== Listed records ==
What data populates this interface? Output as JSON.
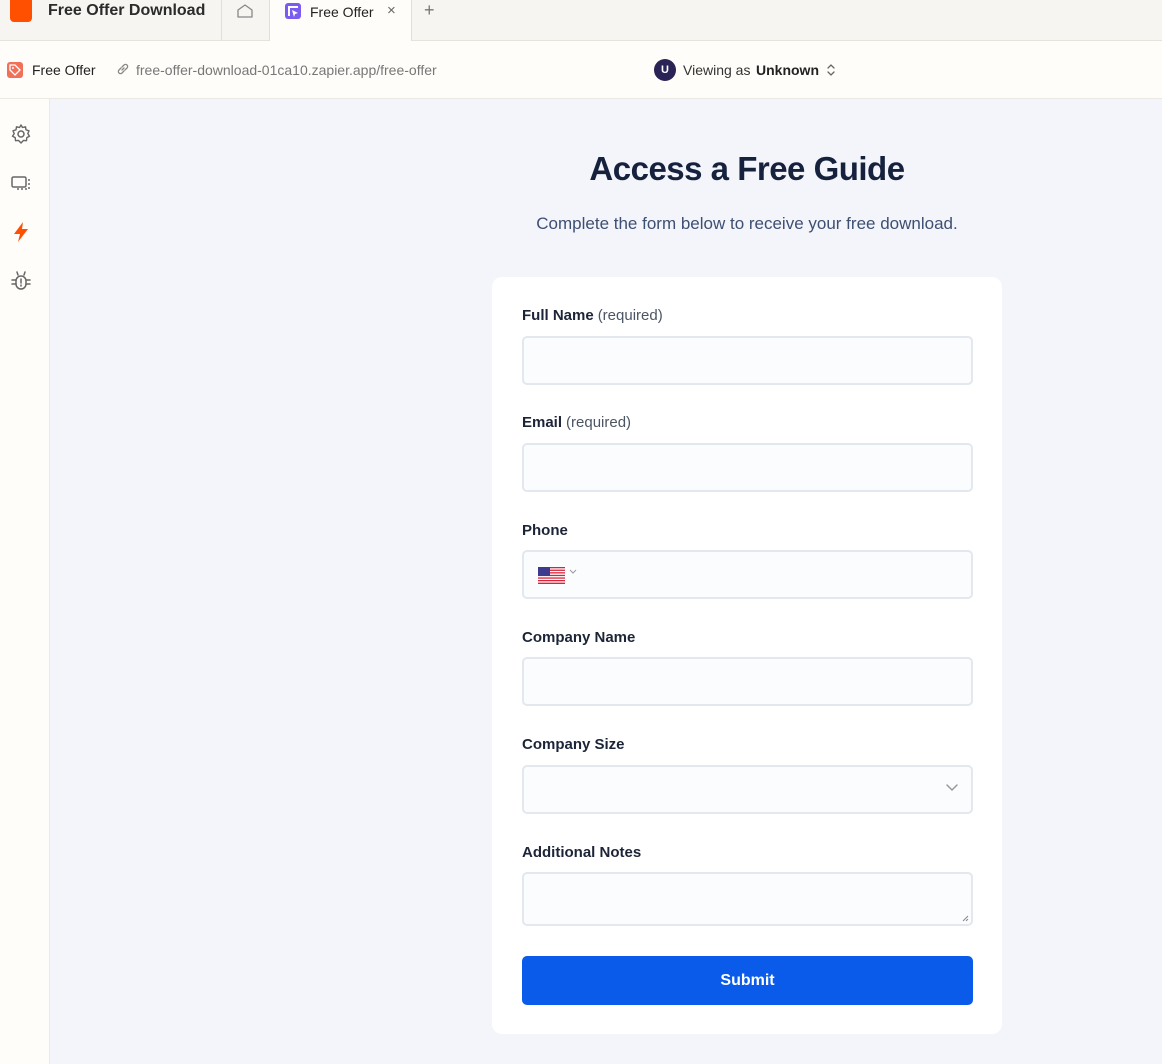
{
  "app": {
    "title": "Free Offer Download"
  },
  "tabs": [
    {
      "label": "Free Offer",
      "close": "×"
    }
  ],
  "add_tab": "+",
  "toolbar": {
    "page_name": "Free Offer",
    "url": "free-offer-download-01ca10.zapier.app/free-offer",
    "viewer": {
      "avatar": "U",
      "prefix": "Viewing as",
      "name": "Unknown"
    }
  },
  "sidebar": {
    "items": [
      {
        "name": "settings",
        "icon": "gear-icon"
      },
      {
        "name": "pages",
        "icon": "screens-icon"
      },
      {
        "name": "zaps",
        "icon": "lightning-icon"
      },
      {
        "name": "debug",
        "icon": "bug-icon"
      }
    ]
  },
  "form": {
    "heading": "Access a Free Guide",
    "subheading": "Complete the form below to receive your free download.",
    "fields": [
      {
        "label": "Full Name",
        "required": "(required)",
        "type": "text",
        "value": ""
      },
      {
        "label": "Email",
        "required": "(required)",
        "type": "text",
        "value": ""
      },
      {
        "label": "Phone",
        "required": "",
        "type": "phone",
        "value": "",
        "country": "US"
      },
      {
        "label": "Company Name",
        "required": "",
        "type": "text",
        "value": ""
      },
      {
        "label": "Company Size",
        "required": "",
        "type": "select",
        "value": ""
      },
      {
        "label": "Additional Notes",
        "required": "",
        "type": "textarea",
        "value": ""
      }
    ],
    "submit_label": "Submit"
  },
  "colors": {
    "brand": "#ff4f00",
    "submit": "#0a5bea",
    "heading": "#15213d",
    "background": "#f4f5fa"
  }
}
===
● Exercise instructions
Extract every line above that contains the word "icon".

● Answer below
        "icon": "gear-icon"
        "icon": "screens-icon"
        "icon": "lightning-icon"
        "icon": "bug-icon"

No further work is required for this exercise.